- [What the task requires]
Work through the material below and count the lines holding the word "settings"; give that count and nothing more.

## Begin Supplied entries

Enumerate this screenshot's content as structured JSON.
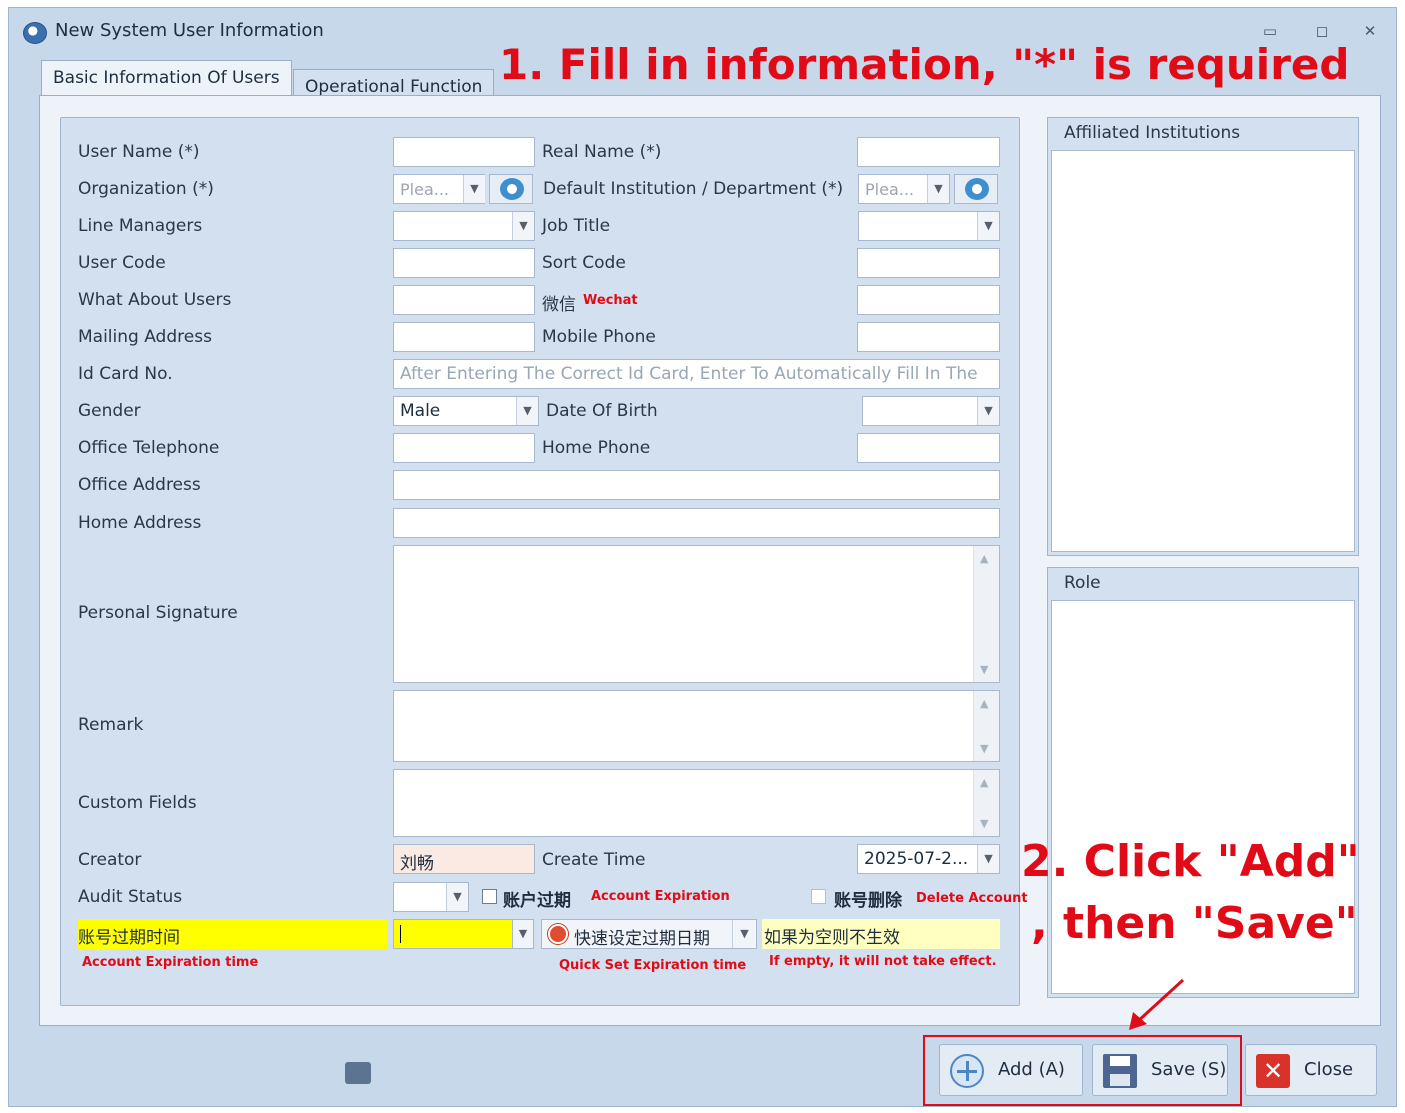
{
  "window": {
    "title": "New System User Information",
    "controls": {
      "minimize": "▭",
      "maximize": "◻",
      "close": "✕"
    }
  },
  "annotations": {
    "step1": "1. Fill in information, \"*\" is required",
    "step2_line1": "2. Click \"Add\"",
    "step2_line2": ", then \"Save\"",
    "wechat": "Wechat",
    "account_expiration": "Account Expiration",
    "delete_account": "Delete Account",
    "account_expiration_time": "Account Expiration time",
    "quick_set": "Quick Set Expiration time",
    "if_empty": "If empty, it will not take effect."
  },
  "tabs": [
    {
      "label": "Basic Information Of Users",
      "active": true
    },
    {
      "label": "Operational Function",
      "active": false
    }
  ],
  "form": {
    "user_name_label": "User Name (*)",
    "real_name_label": "Real Name (*)",
    "organization_label": "Organization (*)",
    "organization_placeholder": "Plea...",
    "default_institution_label": "Default Institution / Department (*)",
    "default_institution_placeholder": "Plea...",
    "line_managers_label": "Line Managers",
    "job_title_label": "Job Title",
    "user_code_label": "User Code",
    "sort_code_label": "Sort Code",
    "what_about_users_label": "What About Users",
    "wechat_label": "微信",
    "mailing_address_label": "Mailing Address",
    "mobile_phone_label": "Mobile Phone",
    "id_card_label": "Id Card No.",
    "id_card_placeholder": "After Entering The Correct Id Card, Enter To Automatically Fill In The",
    "gender_label": "Gender",
    "gender_value": "Male",
    "date_of_birth_label": "Date Of Birth",
    "office_telephone_label": "Office Telephone",
    "home_phone_label": "Home Phone",
    "office_address_label": "Office Address",
    "home_address_label": "Home Address",
    "personal_signature_label": "Personal Signature",
    "remark_label": "Remark",
    "custom_fields_label": "Custom Fields",
    "creator_label": "Creator",
    "creator_value": "刘畅",
    "create_time_label": "Create Time",
    "create_time_value": "2025-07-2...",
    "audit_status_label": "Audit Status",
    "account_expired_label": "账户过期",
    "account_delete_label": "账号删除",
    "expiration_time_label": "账号过期时间",
    "quick_set_label": "快速设定过期日期",
    "empty_hint": "如果为空则不生效"
  },
  "side": {
    "affiliated_institutions": "Affiliated Institutions",
    "role": "Role"
  },
  "buttons": {
    "add": "Add (A)",
    "save": "Save (S)",
    "close": "Close"
  },
  "colors": {
    "annotation_red": "#e10b17",
    "highlight_yellow": "#ffff00",
    "pale_yellow": "#ffffc0",
    "window_bg": "#c8d8eb"
  }
}
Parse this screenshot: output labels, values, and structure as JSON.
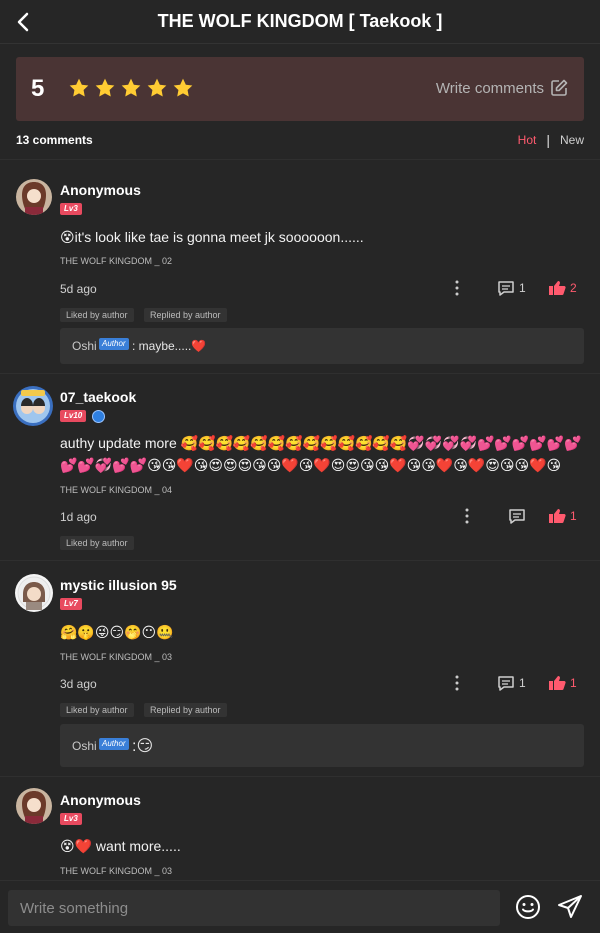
{
  "header": {
    "title": "THE WOLF KINGDOM [ Taekook ]"
  },
  "rating": {
    "score": "5",
    "stars": 5,
    "write_label": "Write comments"
  },
  "comments_header": {
    "count_label": "13 comments",
    "sort_hot": "Hot",
    "sort_separator": "|",
    "sort_new": "New"
  },
  "comments": [
    {
      "username": "Anonymous",
      "level": "Lv3",
      "text": "😵it's look like tae is gonna meet jk soooooon......",
      "chapter": "THE WOLF KINGDOM _ 02",
      "time": "5d ago",
      "replies": "1",
      "likes": "2",
      "tags": [
        "Liked by author",
        "Replied by author"
      ],
      "reply": {
        "author": "Oshi",
        "badge": "Author",
        "text": ": maybe.....❤️"
      }
    },
    {
      "username": "07_taekook",
      "level": "Lv10",
      "text": "authy update more 🥰🥰🥰🥰🥰🥰🥰🥰🥰🥰🥰🥰🥰💞💞💞💞💕💕💕💕💕💕💕💕💞💕💕😘😘❤️😘😍😍😍😘😘❤️😘❤️😍😍😘😘❤️😘😘❤️😘❤️😍😘😘❤️😘",
      "chapter": "THE WOLF KINGDOM _ 04",
      "time": "1d ago",
      "replies": "",
      "likes": "1",
      "tags": [
        "Liked by author"
      ]
    },
    {
      "username": "mystic illusion 95",
      "level": "Lv7",
      "text": "🤗🤫😜😏🤭😶🤐",
      "chapter": "THE WOLF KINGDOM _ 03",
      "time": "3d ago",
      "replies": "1",
      "likes": "1",
      "tags": [
        "Liked by author",
        "Replied by author"
      ],
      "reply": {
        "author": "Oshi",
        "badge": "Author",
        "text": ":😏"
      }
    },
    {
      "username": "Anonymous",
      "level": "Lv3",
      "text": "😵❤️ want more.....",
      "chapter": "THE WOLF KINGDOM _ 03"
    }
  ],
  "composer": {
    "placeholder": "Write something"
  },
  "colors": {
    "accent": "#ff5a6e",
    "star": "#ffcc33",
    "rating_bg": "#4a3434",
    "background": "#262626"
  },
  "icons": {
    "back": "chevron-left-icon",
    "star": "star-icon",
    "edit": "edit-icon",
    "reply": "comment-icon",
    "like": "thumbs-up-icon",
    "more": "more-vertical-icon",
    "emoji": "smiley-icon",
    "send": "send-icon"
  }
}
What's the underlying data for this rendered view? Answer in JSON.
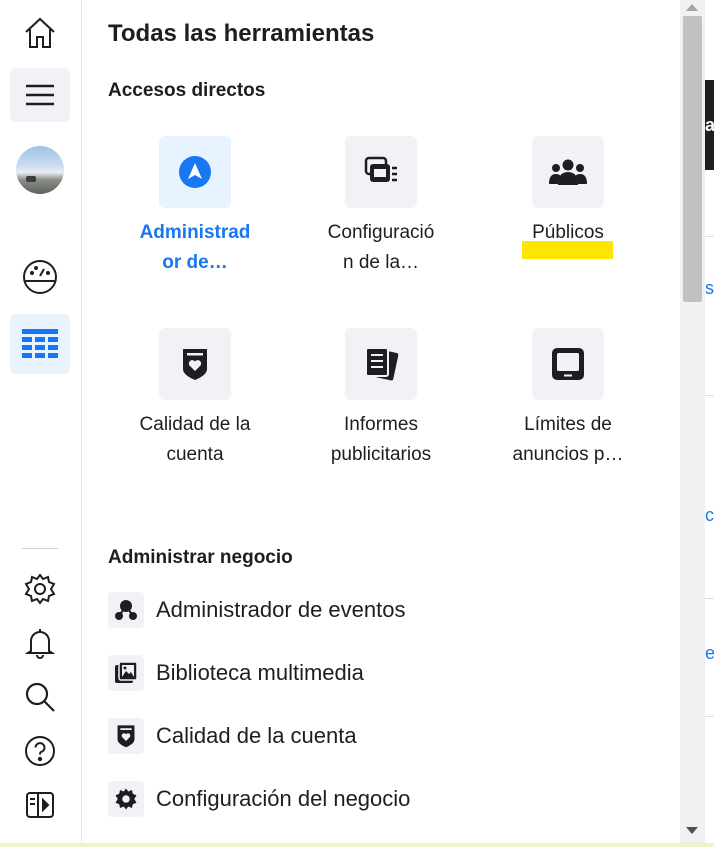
{
  "rail": {
    "items": [
      {
        "name": "home-icon"
      },
      {
        "name": "menu-icon"
      },
      {
        "name": "account-avatar"
      },
      {
        "name": "dashboard-gauge-icon"
      },
      {
        "name": "all-tools-grid-icon"
      },
      {
        "name": "settings-gear-icon"
      },
      {
        "name": "notifications-bell-icon"
      },
      {
        "name": "search-icon"
      },
      {
        "name": "help-icon"
      },
      {
        "name": "collapse-panel-icon"
      }
    ]
  },
  "panel": {
    "title": "Todas las herramientas",
    "shortcuts": {
      "title": "Accesos directos",
      "tiles": [
        {
          "line1": "Administrad",
          "line2": "or de…",
          "icon": "navigation-arrow-icon",
          "selected": true
        },
        {
          "line1": "Configuració",
          "line2": "n de la…",
          "icon": "ad-settings-icon",
          "selected": false
        },
        {
          "line1": "Públicos",
          "line2": "",
          "icon": "audiences-people-icon",
          "selected": false
        },
        {
          "line1": "Calidad de la",
          "line2": "cuenta",
          "icon": "account-quality-shield-icon",
          "selected": false
        },
        {
          "line1": "Informes",
          "line2": "publicitarios",
          "icon": "ads-reports-icon",
          "selected": false
        },
        {
          "line1": "Límites de",
          "line2": "anuncios p…",
          "icon": "ad-limits-tablet-icon",
          "selected": false
        }
      ]
    },
    "business": {
      "title": "Administrar negocio",
      "items": [
        {
          "label": "Administrador de eventos",
          "icon": "events-manager-icon"
        },
        {
          "label": "Biblioteca multimedia",
          "icon": "media-library-icon"
        },
        {
          "label": "Calidad de la cuenta",
          "icon": "account-quality-shield-icon"
        },
        {
          "label": "Configuración del negocio",
          "icon": "business-settings-gear-icon"
        }
      ]
    }
  },
  "edge": {
    "fragment_1": "a",
    "fragment_2": "s",
    "fragment_3": "c",
    "fragment_4": "e"
  },
  "colors": {
    "accent": "#1877f2",
    "highlight": "#ffe600",
    "tile_bg": "#f0f2f5",
    "selected_bg": "#e7f3ff"
  }
}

## End Supplied entries

- [Final result]
3